::: Source text :::
Group charter

Term definitions

Resources

Additional Resources 

 

 

 

Research Group on Reliability and Robustness in

Grid Computing Systems

 

This research group has been formed within the Open Grid Forum (OGF)  to study reliability and robustness in Grid computing systems. The research group will develop recommendations for improving Web Services and Grid specifications to enhance reliability of deployed grid systems and formulate guidelines for how standards-based grid systems should be deployed to achieve high reliability.  

Our first event was the Workshop on Reliability and Robustness in Grid Computing Systems, held at GGF16 in Athens, Greece, February 13-16, 2006.  A second workshop was held at OGF19 in Chapel Hill, NC, USA, January 29-February 2, 2006.

The next meeting of the research group will be held on October 17, 2007 at OGF21 in Seattle, WA, USA.

Research Group Goals

This research group is assembling a community of standards developers and researchers to examine how future grid computing systems based on emerging Web Services and Grid standards can achieve levels of robustness and performance required for critical enterprise applications. Three considerations merit special attention. First, the scale of grid computing systems is expected to grow dramatically as grid technology transitions to industrial use. Second, as operational grids scale, there is the possibility that unplanned interactions occurring among components will result in unpredicted emergent and possibly chaotic behaviors.   Finally, grids are likely to be subjected to volatile and uncertain conditions brought about by events such as accidental outages and external attacks. These three factors can potentially endanger or severely degrade the reliability and effectiveness of operational grids in everyday use.
:::
● **Exercise 1**
Summarize the text on grid reliability in two sentences.
● **Exercise 2**
Carry the text on grid reliability forward from its last sentence.
The material after this point is separate from the text on grid reliability.
::: Dataset extract :::
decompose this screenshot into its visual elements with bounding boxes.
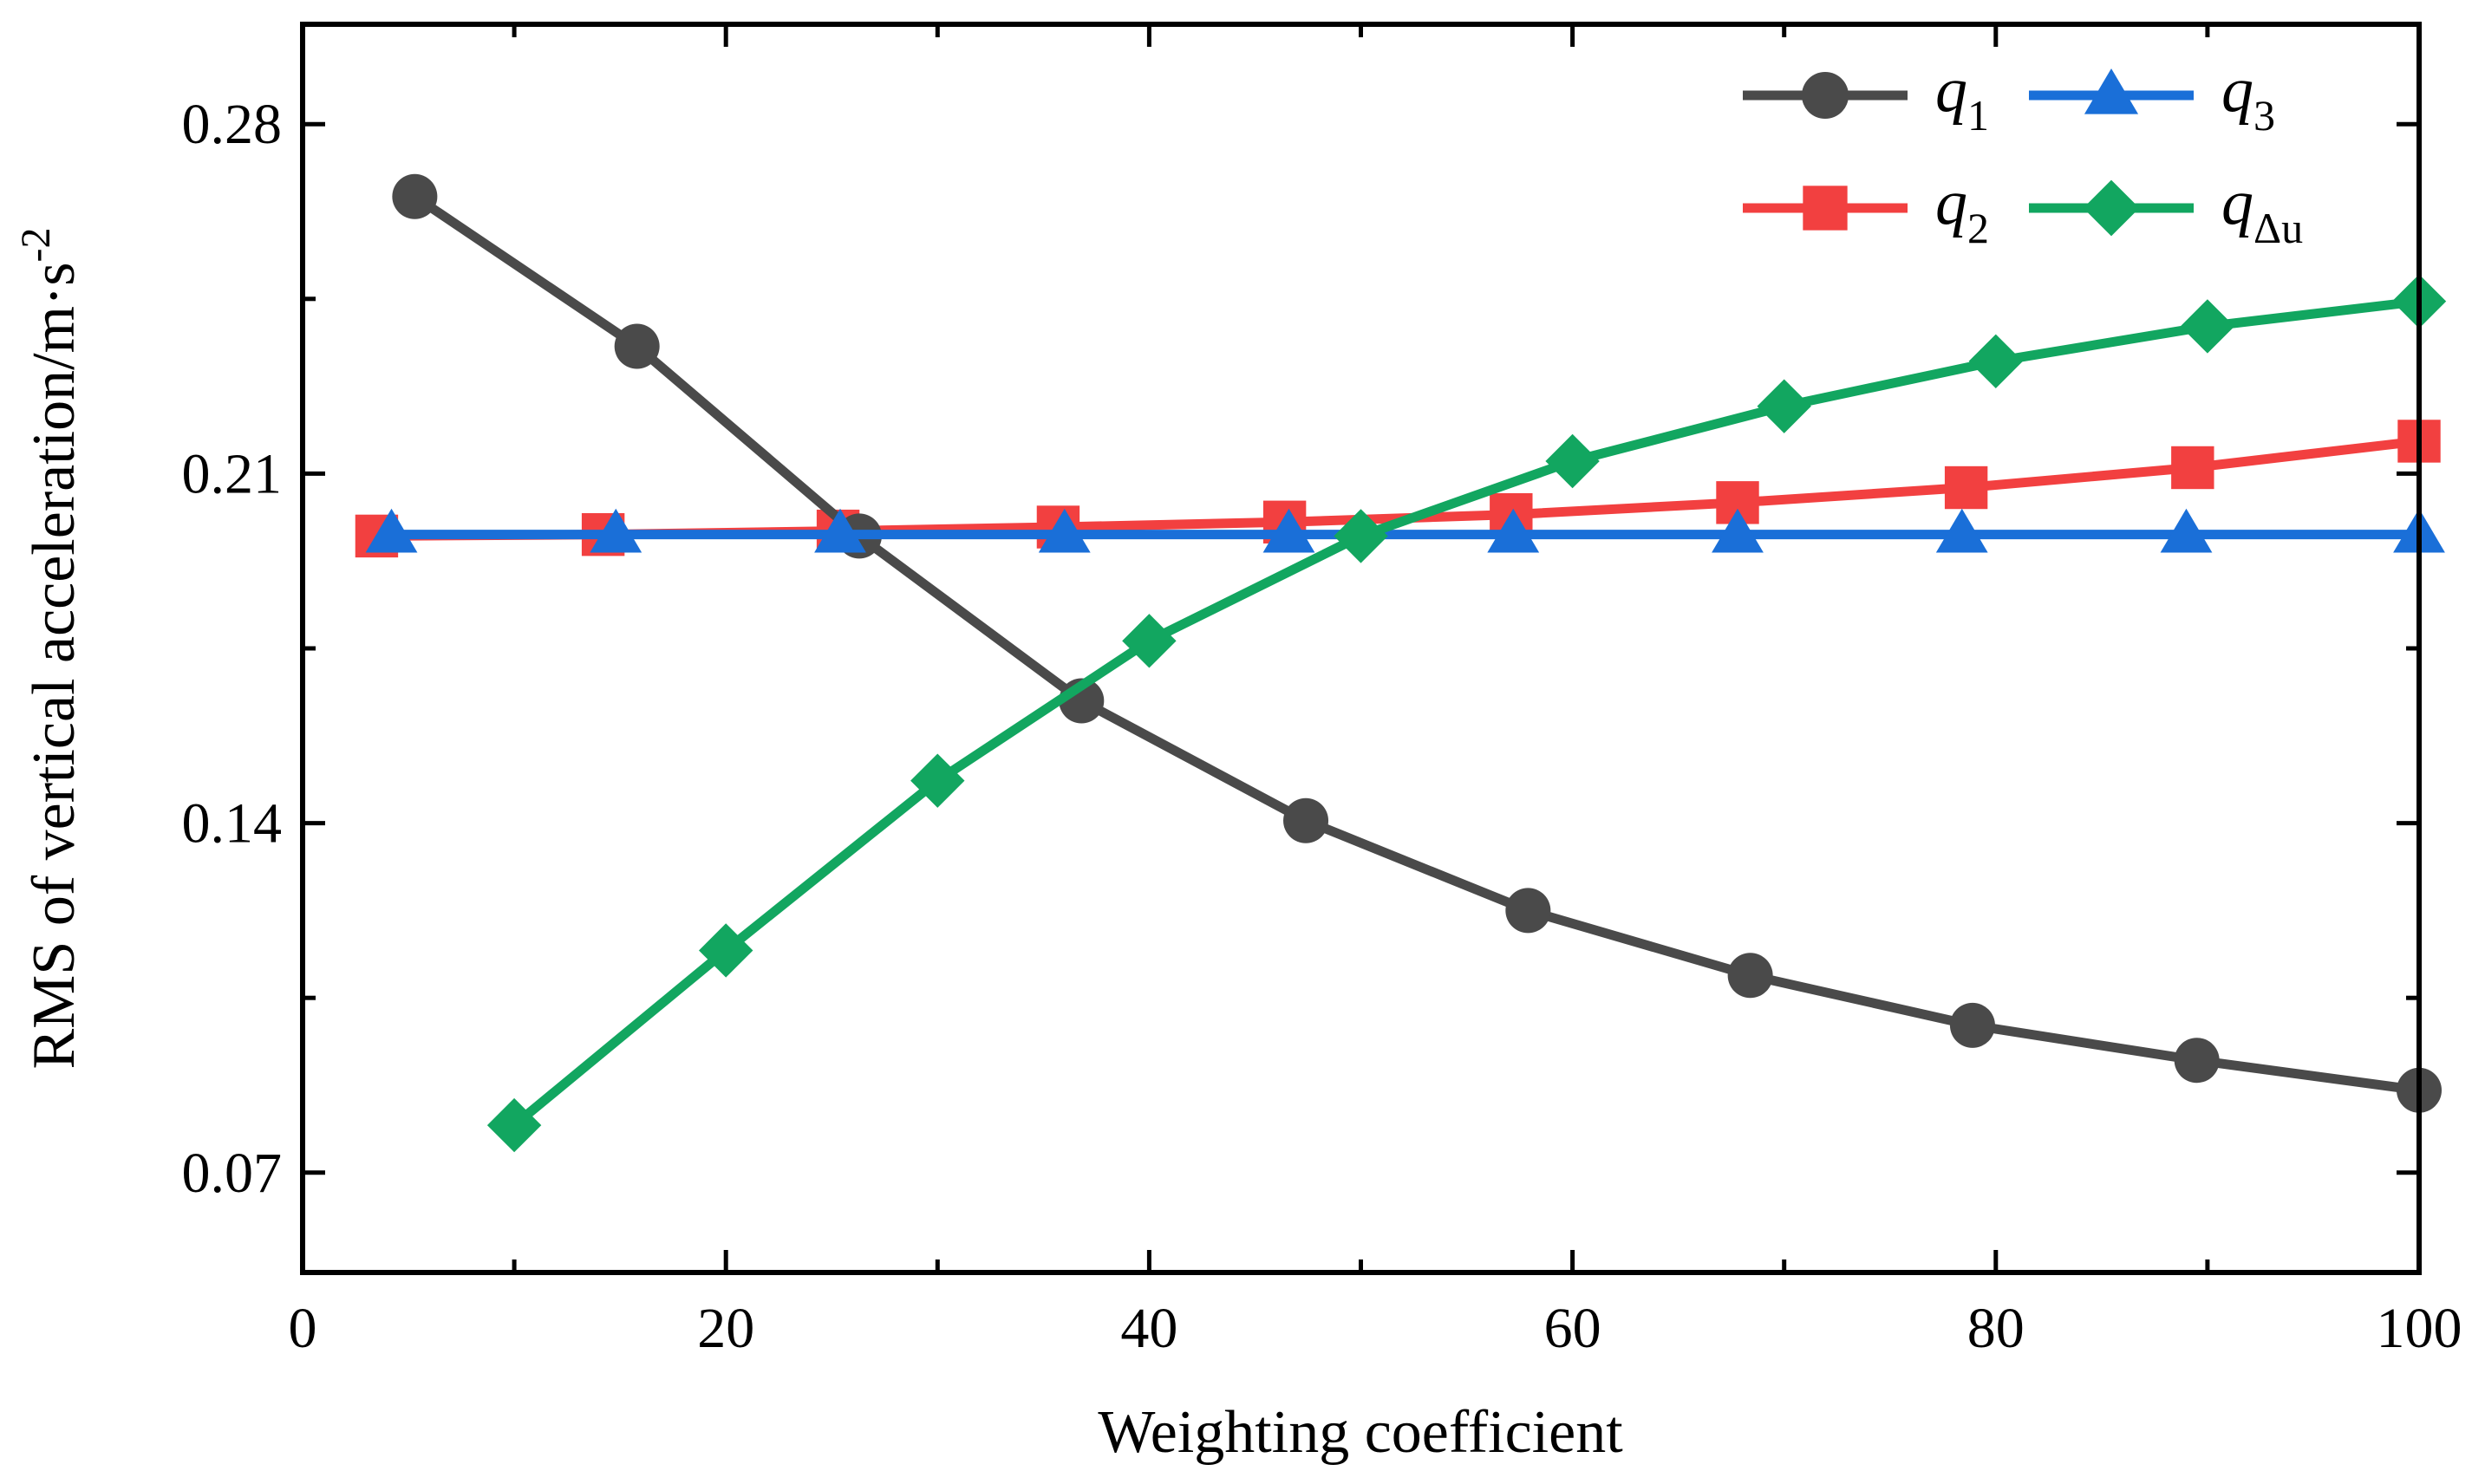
:::
● **Final result 1**
A research group formed within the Open Grid Forum studies reliability and robustness in Grid computing systems, with the aim of recommending improvements to Web Services and Grid specifications and setting guidelines for deploying standards-based grids to achieve high reliability. It is assembling standards developers and researchers around three factors that could degrade operational grids: dramatic growth in scale, unpredicted emergent behavior from unplanned interactions among components, and volatile conditions such as accidental outages and external attacks.

● **Final result 2**
Research Group Scope

The research group is addressing reliability and robustness issues in industrial and scientific grid systems developed on the basis of Web Services and Grid specifications. The research group is charged to:

  • Develop and publish recommendations for improving reliability of Web Service and Grid Specifications. A draft of a future OGF informational document, Reliability of Grid Computing Systems, has been produced.
  • Investigate mechanisms for enhancing grid system reliability and robustness, in particular the relationship of these mechanisms to grid specifications being developed within GGF and other organizations. These mechanisms include, but are not limited to:
    • Services such as Grid FTP, Grid monitoring services, Grid replication services, checkpointing and recovery services, and autonomic computing services impacting grid system reliability,
    • Techniques for maintaining consistent system and component states through time.
    • Languages, terminology, and tools for risk assessment and evaluation of grid reliability that are relevant for industrial use.
  • Support research for developing test methods and metrics to evaluate grid systems reliability and robustness, including the ability of grid systems to detect, and respond to failures of components within grids.
  • Foster definition of minimum performance levels and thresholds for grid system reliability and robustness. For instance, it will be important to understand if an increase in the size of grid system (both in terms of numbers of nodes and workload) leads to unexpected behaviors that degrade reliability.
  • Address specific issues of interest to the grid standards community such as evaluation of the stability of service interface versions (for grid and web service) that may differ across a network, whose interactions may result in unpredicted instability.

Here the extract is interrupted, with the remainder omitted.